**Task to complete:** In the listing below, locate the lines that hold "security" and copy them.

[begin Supplied records]

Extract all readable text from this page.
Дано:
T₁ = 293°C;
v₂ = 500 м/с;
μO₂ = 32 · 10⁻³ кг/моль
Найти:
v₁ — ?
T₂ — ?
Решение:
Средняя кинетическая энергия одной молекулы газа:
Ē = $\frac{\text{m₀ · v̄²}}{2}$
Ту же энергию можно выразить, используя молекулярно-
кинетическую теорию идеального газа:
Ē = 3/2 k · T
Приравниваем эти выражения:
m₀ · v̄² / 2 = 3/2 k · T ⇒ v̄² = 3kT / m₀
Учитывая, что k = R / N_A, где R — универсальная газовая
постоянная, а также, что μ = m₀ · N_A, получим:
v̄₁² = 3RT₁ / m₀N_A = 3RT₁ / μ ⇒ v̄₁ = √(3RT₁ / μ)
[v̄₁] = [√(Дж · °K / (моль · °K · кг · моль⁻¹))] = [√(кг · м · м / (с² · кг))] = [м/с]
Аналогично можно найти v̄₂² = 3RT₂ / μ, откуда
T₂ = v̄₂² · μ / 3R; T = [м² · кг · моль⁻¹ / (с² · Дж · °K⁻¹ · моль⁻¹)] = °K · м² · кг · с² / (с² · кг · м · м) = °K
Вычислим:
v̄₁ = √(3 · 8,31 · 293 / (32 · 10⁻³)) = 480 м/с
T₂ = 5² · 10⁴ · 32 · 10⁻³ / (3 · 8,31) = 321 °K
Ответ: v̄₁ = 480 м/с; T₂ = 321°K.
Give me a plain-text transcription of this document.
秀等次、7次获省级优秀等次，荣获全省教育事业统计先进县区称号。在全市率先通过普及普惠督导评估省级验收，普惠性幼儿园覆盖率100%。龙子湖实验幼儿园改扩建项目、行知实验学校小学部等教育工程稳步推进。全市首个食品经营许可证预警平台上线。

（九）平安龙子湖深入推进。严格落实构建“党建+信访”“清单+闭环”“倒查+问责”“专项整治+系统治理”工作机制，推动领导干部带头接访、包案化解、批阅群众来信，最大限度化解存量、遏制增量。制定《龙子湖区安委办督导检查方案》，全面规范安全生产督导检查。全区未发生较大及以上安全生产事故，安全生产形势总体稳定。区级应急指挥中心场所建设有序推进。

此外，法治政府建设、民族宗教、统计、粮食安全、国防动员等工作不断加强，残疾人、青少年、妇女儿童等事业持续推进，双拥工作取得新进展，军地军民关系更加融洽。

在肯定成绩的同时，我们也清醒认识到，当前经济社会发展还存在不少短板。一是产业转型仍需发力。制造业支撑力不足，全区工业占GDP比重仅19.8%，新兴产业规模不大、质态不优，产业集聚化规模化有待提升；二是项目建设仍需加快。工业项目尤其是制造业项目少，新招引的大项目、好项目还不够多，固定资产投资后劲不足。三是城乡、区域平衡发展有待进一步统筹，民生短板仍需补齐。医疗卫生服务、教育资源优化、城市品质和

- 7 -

[end Supplied records]
[begin Supplied records]

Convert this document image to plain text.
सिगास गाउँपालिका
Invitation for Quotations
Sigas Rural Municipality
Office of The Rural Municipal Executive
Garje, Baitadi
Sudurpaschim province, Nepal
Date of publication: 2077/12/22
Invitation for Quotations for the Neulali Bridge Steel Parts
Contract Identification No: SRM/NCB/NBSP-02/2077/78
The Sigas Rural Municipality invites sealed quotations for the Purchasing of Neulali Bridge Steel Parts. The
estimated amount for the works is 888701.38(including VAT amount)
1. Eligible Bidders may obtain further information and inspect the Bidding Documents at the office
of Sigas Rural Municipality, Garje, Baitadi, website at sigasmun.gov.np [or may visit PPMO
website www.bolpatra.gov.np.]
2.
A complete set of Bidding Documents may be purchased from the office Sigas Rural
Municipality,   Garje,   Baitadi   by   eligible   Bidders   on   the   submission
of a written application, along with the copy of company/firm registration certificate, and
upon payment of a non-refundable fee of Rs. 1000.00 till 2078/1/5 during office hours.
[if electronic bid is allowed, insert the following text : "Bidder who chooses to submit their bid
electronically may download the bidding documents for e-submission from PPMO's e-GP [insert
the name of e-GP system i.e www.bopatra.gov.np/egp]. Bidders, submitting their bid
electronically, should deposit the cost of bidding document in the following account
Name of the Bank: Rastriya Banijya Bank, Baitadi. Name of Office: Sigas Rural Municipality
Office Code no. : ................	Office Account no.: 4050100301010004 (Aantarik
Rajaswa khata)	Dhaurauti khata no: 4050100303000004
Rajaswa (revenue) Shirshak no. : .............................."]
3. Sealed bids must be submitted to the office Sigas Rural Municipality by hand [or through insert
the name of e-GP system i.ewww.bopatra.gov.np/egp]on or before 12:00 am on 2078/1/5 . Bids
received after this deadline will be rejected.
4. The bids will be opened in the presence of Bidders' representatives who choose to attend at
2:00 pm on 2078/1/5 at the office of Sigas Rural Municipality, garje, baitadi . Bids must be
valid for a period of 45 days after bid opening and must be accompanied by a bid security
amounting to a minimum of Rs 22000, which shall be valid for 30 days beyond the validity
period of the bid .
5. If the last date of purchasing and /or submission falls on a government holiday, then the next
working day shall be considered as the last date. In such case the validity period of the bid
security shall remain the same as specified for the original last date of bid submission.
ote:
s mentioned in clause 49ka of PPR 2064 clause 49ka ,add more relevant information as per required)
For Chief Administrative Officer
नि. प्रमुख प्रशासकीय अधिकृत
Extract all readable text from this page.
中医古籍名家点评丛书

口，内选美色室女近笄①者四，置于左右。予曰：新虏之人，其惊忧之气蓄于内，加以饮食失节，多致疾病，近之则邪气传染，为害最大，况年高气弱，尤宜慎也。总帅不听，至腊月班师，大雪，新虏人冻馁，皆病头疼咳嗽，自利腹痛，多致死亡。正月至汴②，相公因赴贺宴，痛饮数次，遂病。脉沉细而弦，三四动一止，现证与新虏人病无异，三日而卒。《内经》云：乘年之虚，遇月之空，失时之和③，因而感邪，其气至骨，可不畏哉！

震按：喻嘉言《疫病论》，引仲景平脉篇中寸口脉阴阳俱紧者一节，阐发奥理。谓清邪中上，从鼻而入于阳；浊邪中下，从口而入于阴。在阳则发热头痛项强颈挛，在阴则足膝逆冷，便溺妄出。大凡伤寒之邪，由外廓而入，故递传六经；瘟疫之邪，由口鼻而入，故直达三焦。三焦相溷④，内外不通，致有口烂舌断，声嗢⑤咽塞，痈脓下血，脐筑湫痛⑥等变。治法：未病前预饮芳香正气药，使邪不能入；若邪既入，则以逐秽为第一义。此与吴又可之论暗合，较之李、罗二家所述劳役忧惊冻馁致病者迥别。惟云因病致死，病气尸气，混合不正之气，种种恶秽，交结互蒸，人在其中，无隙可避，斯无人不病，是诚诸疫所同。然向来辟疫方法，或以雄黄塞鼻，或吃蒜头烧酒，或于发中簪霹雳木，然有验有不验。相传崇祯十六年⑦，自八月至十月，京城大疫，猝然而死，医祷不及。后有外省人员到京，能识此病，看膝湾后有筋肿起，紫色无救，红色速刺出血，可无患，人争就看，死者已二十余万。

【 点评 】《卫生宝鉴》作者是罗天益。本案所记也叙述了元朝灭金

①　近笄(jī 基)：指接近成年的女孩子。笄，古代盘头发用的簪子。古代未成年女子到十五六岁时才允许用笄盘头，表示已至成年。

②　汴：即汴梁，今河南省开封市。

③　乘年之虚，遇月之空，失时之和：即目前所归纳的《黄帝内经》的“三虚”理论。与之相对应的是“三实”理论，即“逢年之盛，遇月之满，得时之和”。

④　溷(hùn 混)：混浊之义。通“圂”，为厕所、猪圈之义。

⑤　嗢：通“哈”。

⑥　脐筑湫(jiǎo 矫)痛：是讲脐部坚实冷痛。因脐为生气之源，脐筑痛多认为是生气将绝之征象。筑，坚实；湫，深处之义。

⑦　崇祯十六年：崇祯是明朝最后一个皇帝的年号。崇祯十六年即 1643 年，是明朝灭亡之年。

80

[end Supplied records]

**Reply:**
valid for a period of 45 days after bid opening and must be accompanied by a bid security
security shall remain the same as specified for the original last date of bid submission.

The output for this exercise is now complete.